- **Stated exercise**
Answer with a single number: the count of lines that hold "JSON".

(Some records)
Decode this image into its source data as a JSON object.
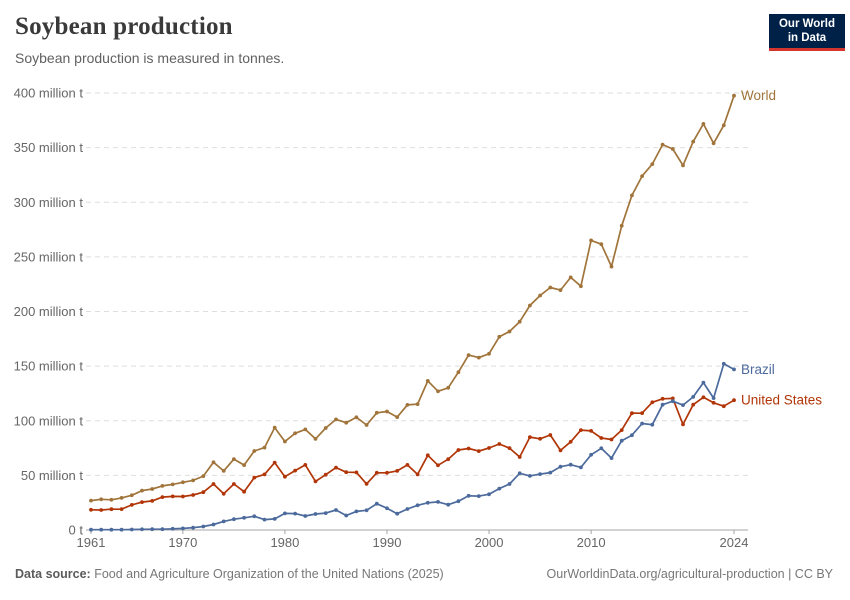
{
  "header": {
    "title": "Soybean production",
    "subtitle": "Soybean production is measured in tonnes."
  },
  "logo": {
    "line1": "Our World",
    "line2": "in Data",
    "bg_color": "#002147",
    "accent_color": "#d4352c"
  },
  "chart_data": {
    "type": "line",
    "title": "Soybean production",
    "subtitle": "Soybean production is measured in tonnes.",
    "unit": "million t",
    "xlim": [
      1961,
      2024
    ],
    "ylim": [
      0,
      400
    ],
    "grid": "horizontal dashed",
    "legend_position": "line-end-labels",
    "x": [
      1961,
      1962,
      1963,
      1964,
      1965,
      1966,
      1967,
      1968,
      1969,
      1970,
      1971,
      1972,
      1973,
      1974,
      1975,
      1976,
      1977,
      1978,
      1979,
      1980,
      1981,
      1982,
      1983,
      1984,
      1985,
      1986,
      1987,
      1988,
      1989,
      1990,
      1991,
      1992,
      1993,
      1994,
      1995,
      1996,
      1997,
      1998,
      1999,
      2000,
      2001,
      2002,
      2003,
      2004,
      2005,
      2006,
      2007,
      2008,
      2009,
      2010,
      2011,
      2012,
      2013,
      2014,
      2015,
      2016,
      2017,
      2018,
      2019,
      2020,
      2021,
      2022,
      2023,
      2024
    ],
    "x_ticks": [
      1961,
      1970,
      1980,
      1990,
      2000,
      2010,
      2024
    ],
    "y_ticks": [
      0,
      50,
      100,
      150,
      200,
      250,
      300,
      350,
      400
    ],
    "y_tick_labels": [
      "0 t",
      "50 million t",
      "100 million t",
      "150 million t",
      "200 million t",
      "250 million t",
      "300 million t",
      "350 million t",
      "400 million t"
    ],
    "series": [
      {
        "name": "World",
        "color": "#A0743A",
        "values": [
          26.9,
          28.1,
          27.6,
          29.4,
          31.8,
          36.1,
          37.5,
          40.4,
          41.7,
          43.7,
          45.4,
          49.3,
          62.0,
          54.1,
          64.9,
          59.4,
          72.3,
          75.4,
          93.7,
          81.0,
          88.5,
          92.1,
          83.4,
          93.4,
          101.2,
          98.2,
          103.2,
          96.1,
          107.3,
          108.5,
          103.3,
          114.5,
          115.2,
          136.5,
          127.0,
          130.2,
          144.4,
          160.1,
          157.8,
          161.3,
          176.8,
          181.7,
          190.7,
          205.5,
          214.6,
          222.0,
          219.6,
          231.2,
          223.2,
          265.1,
          261.6,
          241.1,
          278.4,
          306.3,
          323.9,
          334.9,
          352.8,
          348.7,
          333.7,
          355.5,
          371.7,
          354.0,
          370.4,
          397.5
        ]
      },
      {
        "name": "United States",
        "color": "#B13507",
        "values": [
          18.5,
          18.3,
          19.0,
          19.1,
          23.0,
          25.5,
          26.6,
          30.1,
          30.8,
          30.7,
          32.0,
          34.6,
          42.1,
          33.1,
          42.1,
          35.1,
          48.0,
          50.9,
          61.7,
          48.8,
          54.4,
          59.6,
          44.5,
          50.6,
          57.1,
          52.9,
          52.7,
          42.2,
          52.4,
          52.4,
          54.1,
          59.6,
          50.9,
          68.4,
          59.2,
          64.8,
          73.2,
          74.6,
          72.2,
          75.1,
          78.7,
          75.0,
          66.8,
          85.0,
          83.5,
          87.0,
          72.9,
          80.7,
          91.4,
          90.7,
          84.2,
          82.8,
          91.4,
          106.9,
          107.0,
          116.9,
          120.1,
          120.5,
          96.7,
          114.7,
          121.5,
          116.4,
          113.3,
          118.8
        ]
      },
      {
        "name": "Brazil",
        "color": "#4C6A9C",
        "values": [
          0.3,
          0.3,
          0.3,
          0.3,
          0.5,
          0.6,
          0.7,
          0.7,
          1.1,
          1.5,
          2.1,
          3.2,
          5.0,
          7.9,
          9.9,
          11.2,
          12.5,
          9.5,
          10.2,
          15.2,
          15.0,
          12.8,
          14.6,
          15.5,
          18.3,
          13.3,
          17.0,
          18.0,
          24.1,
          19.9,
          14.9,
          19.2,
          22.6,
          24.9,
          25.7,
          23.2,
          26.4,
          31.3,
          31.0,
          32.7,
          37.9,
          42.1,
          51.9,
          49.5,
          51.2,
          52.5,
          57.9,
          59.8,
          57.3,
          68.8,
          74.8,
          65.8,
          81.7,
          86.8,
          97.5,
          96.4,
          114.7,
          117.9,
          114.3,
          121.8,
          134.9,
          120.7,
          152.1,
          147.0
        ]
      }
    ]
  },
  "footer": {
    "source_label": "Data source:",
    "source_text": " Food and Agriculture Organization of the United Nations (2025)",
    "right_text": "OurWorldinData.org/agricultural-production | CC BY"
  }
}
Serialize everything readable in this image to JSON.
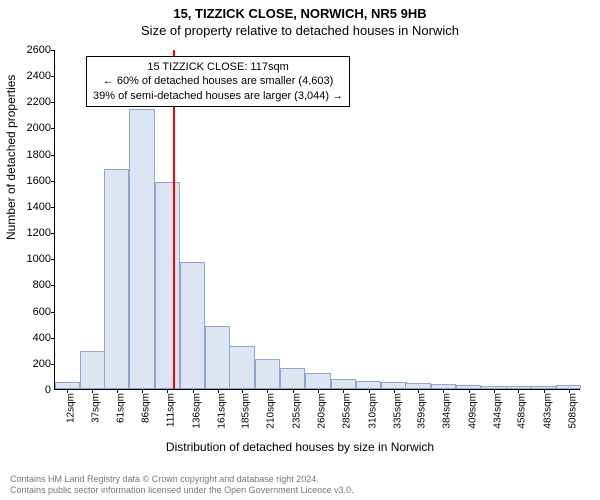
{
  "title_main": "15, TIZZICK CLOSE, NORWICH, NR5 9HB",
  "title_sub": "Size of property relative to detached houses in Norwich",
  "ylabel": "Number of detached properties",
  "xlabel": "Distribution of detached houses by size in Norwich",
  "footer_line1": "Contains HM Land Registry data © Crown copyright and database right 2024.",
  "footer_line2": "Contains public sector information licensed under the Open Government Licence v3.0.",
  "chart": {
    "type": "histogram",
    "ylim_max": 2600,
    "ytick_step": 200,
    "bar_fill": "#dde4f2",
    "bar_stroke": "#8fa6d3",
    "grid_color": "#e0e0e0",
    "marker_color": "#ff0000",
    "marker_value": 117,
    "x_min": 0,
    "x_max": 520,
    "bars": [
      {
        "center": 12,
        "value": 55
      },
      {
        "center": 37,
        "value": 290
      },
      {
        "center": 61,
        "value": 1680
      },
      {
        "center": 86,
        "value": 2140
      },
      {
        "center": 111,
        "value": 1580
      },
      {
        "center": 136,
        "value": 970
      },
      {
        "center": 161,
        "value": 480
      },
      {
        "center": 185,
        "value": 330
      },
      {
        "center": 210,
        "value": 230
      },
      {
        "center": 235,
        "value": 160
      },
      {
        "center": 260,
        "value": 120
      },
      {
        "center": 285,
        "value": 80
      },
      {
        "center": 310,
        "value": 60
      },
      {
        "center": 335,
        "value": 55
      },
      {
        "center": 359,
        "value": 45
      },
      {
        "center": 384,
        "value": 35
      },
      {
        "center": 409,
        "value": 30
      },
      {
        "center": 434,
        "value": 25
      },
      {
        "center": 458,
        "value": 25
      },
      {
        "center": 483,
        "value": 25
      },
      {
        "center": 508,
        "value": 30
      }
    ],
    "xticks": [
      "12sqm",
      "37sqm",
      "61sqm",
      "86sqm",
      "111sqm",
      "136sqm",
      "161sqm",
      "185sqm",
      "210sqm",
      "235sqm",
      "260sqm",
      "285sqm",
      "310sqm",
      "335sqm",
      "359sqm",
      "384sqm",
      "409sqm",
      "434sqm",
      "458sqm",
      "483sqm",
      "508sqm"
    ]
  },
  "annotation": {
    "line1": "15 TIZZICK CLOSE: 117sqm",
    "line2": "← 60% of detached houses are smaller (4,603)",
    "line3": "39% of semi-detached houses are larger (3,044) →"
  }
}
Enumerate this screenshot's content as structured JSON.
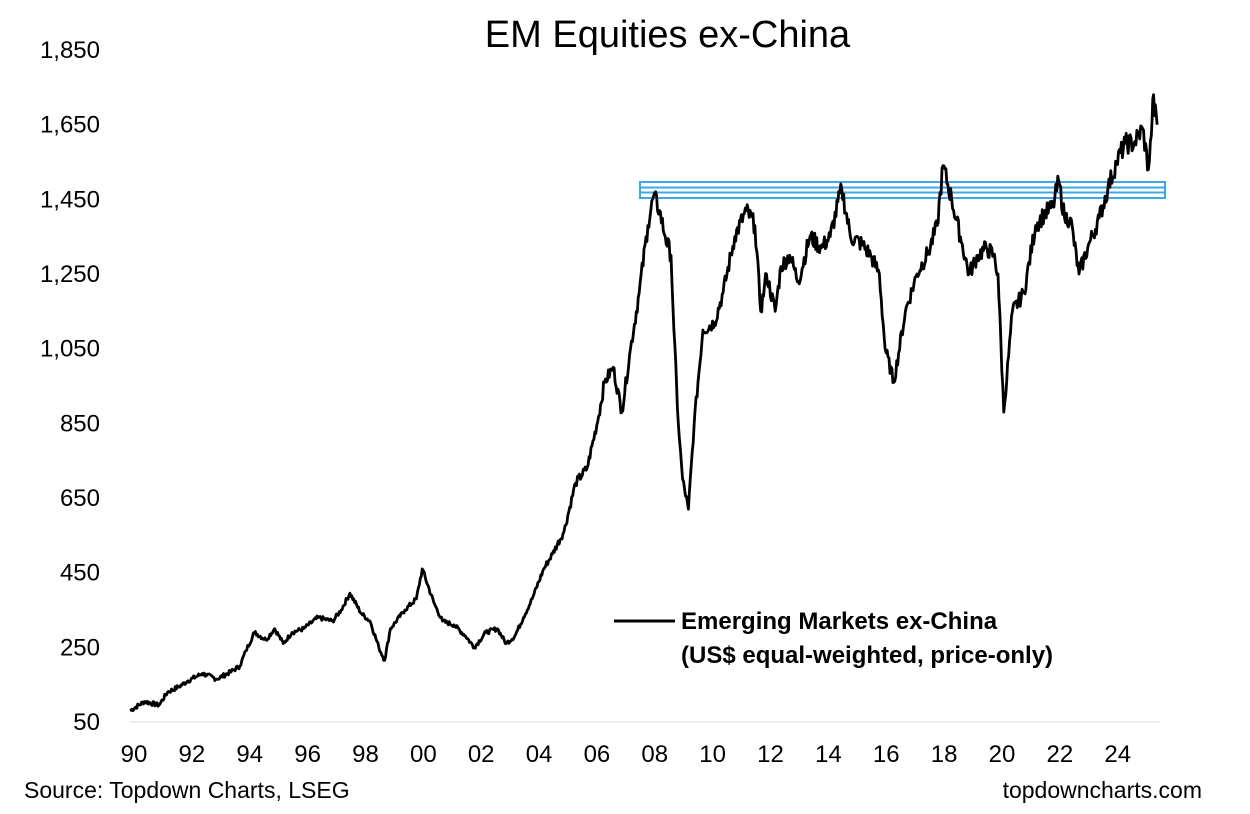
{
  "chart_data": {
    "type": "line",
    "title": "EM Equities ex-China",
    "xlabel": "",
    "ylabel": "",
    "xlim": [
      1990,
      2025.6
    ],
    "ylim": [
      50,
      1850
    ],
    "yticks": [
      50,
      250,
      450,
      650,
      850,
      1050,
      1250,
      1450,
      1650,
      1850
    ],
    "ytick_labels": [
      "50",
      "250",
      "450",
      "650",
      "850",
      "1,050",
      "1,250",
      "1,450",
      "1,650",
      "1,850"
    ],
    "xtick_labels": [
      "90",
      "92",
      "94",
      "96",
      "98",
      "00",
      "02",
      "04",
      "06",
      "08",
      "10",
      "12",
      "14",
      "16",
      "18",
      "20",
      "22",
      "24"
    ],
    "grid": false,
    "legend": "center-right",
    "series": [
      {
        "name": "Emerging Markets ex-China",
        "name_line2": "(US$ equal-weighted, price-only)",
        "color": "#000000",
        "x": [
          1990.0,
          1990.5,
          1991.0,
          1991.3,
          1991.7,
          1992.0,
          1992.5,
          1993.0,
          1993.5,
          1993.8,
          1994.0,
          1994.3,
          1994.7,
          1995.0,
          1995.3,
          1995.6,
          1996.0,
          1996.5,
          1997.0,
          1997.3,
          1997.6,
          1998.0,
          1998.3,
          1998.6,
          1998.8,
          1999.0,
          1999.5,
          1999.9,
          2000.1,
          2000.5,
          2000.8,
          2001.2,
          2001.6,
          2001.9,
          2002.3,
          2002.7,
          2003.0,
          2003.3,
          2003.6,
          2003.9,
          2004.3,
          2004.6,
          2005.0,
          2005.4,
          2005.8,
          2006.2,
          2006.4,
          2006.7,
          2007.0,
          2007.3,
          2007.6,
          2007.9,
          2008.1,
          2008.3,
          2008.5,
          2008.7,
          2008.8,
          2008.95,
          2009.1,
          2009.3,
          2009.5,
          2009.8,
          2010.2,
          2010.5,
          2010.9,
          2011.3,
          2011.6,
          2011.8,
          2012.0,
          2012.3,
          2012.5,
          2012.8,
          2013.1,
          2013.5,
          2013.9,
          2014.2,
          2014.6,
          2014.9,
          2015.3,
          2015.6,
          2015.9,
          2016.1,
          2016.4,
          2016.8,
          2017.2,
          2017.6,
          2017.9,
          2018.1,
          2018.4,
          2018.7,
          2019.0,
          2019.3,
          2019.6,
          2019.85,
          2020.0,
          2020.2,
          2020.5,
          2020.9,
          2021.3,
          2021.6,
          2021.9,
          2022.1,
          2022.3,
          2022.5,
          2022.8,
          2023.1,
          2023.5,
          2023.8,
          2024.1,
          2024.4,
          2024.7,
          2025.0,
          2025.2,
          2025.3,
          2025.35,
          2025.5
        ],
        "values": [
          80,
          105,
          95,
          130,
          145,
          160,
          180,
          165,
          185,
          200,
          240,
          290,
          270,
          300,
          260,
          290,
          300,
          330,
          320,
          350,
          395,
          340,
          320,
          250,
          215,
          300,
          350,
          380,
          460,
          370,
          320,
          310,
          280,
          250,
          290,
          300,
          260,
          280,
          330,
          380,
          460,
          500,
          560,
          690,
          730,
          870,
          960,
          1000,
          880,
          1050,
          1200,
          1380,
          1460,
          1420,
          1350,
          1300,
          1100,
          850,
          700,
          620,
          850,
          1100,
          1120,
          1200,
          1350,
          1420,
          1380,
          1150,
          1250,
          1150,
          1270,
          1300,
          1230,
          1350,
          1320,
          1350,
          1480,
          1350,
          1330,
          1300,
          1250,
          1050,
          960,
          1150,
          1250,
          1310,
          1380,
          1540,
          1450,
          1350,
          1250,
          1300,
          1320,
          1300,
          1250,
          880,
          1150,
          1200,
          1380,
          1410,
          1430,
          1500,
          1400,
          1400,
          1250,
          1320,
          1400,
          1480,
          1550,
          1600,
          1600,
          1640,
          1530,
          1620,
          1720,
          1650
        ]
      }
    ],
    "annotations": [
      {
        "type": "horizontal-band",
        "y": 1475,
        "color": "#3ea7e6"
      }
    ],
    "source": "Source: Topdown Charts, LSEG",
    "website": "topdowncharts.com"
  }
}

- **Solution to this problem**
3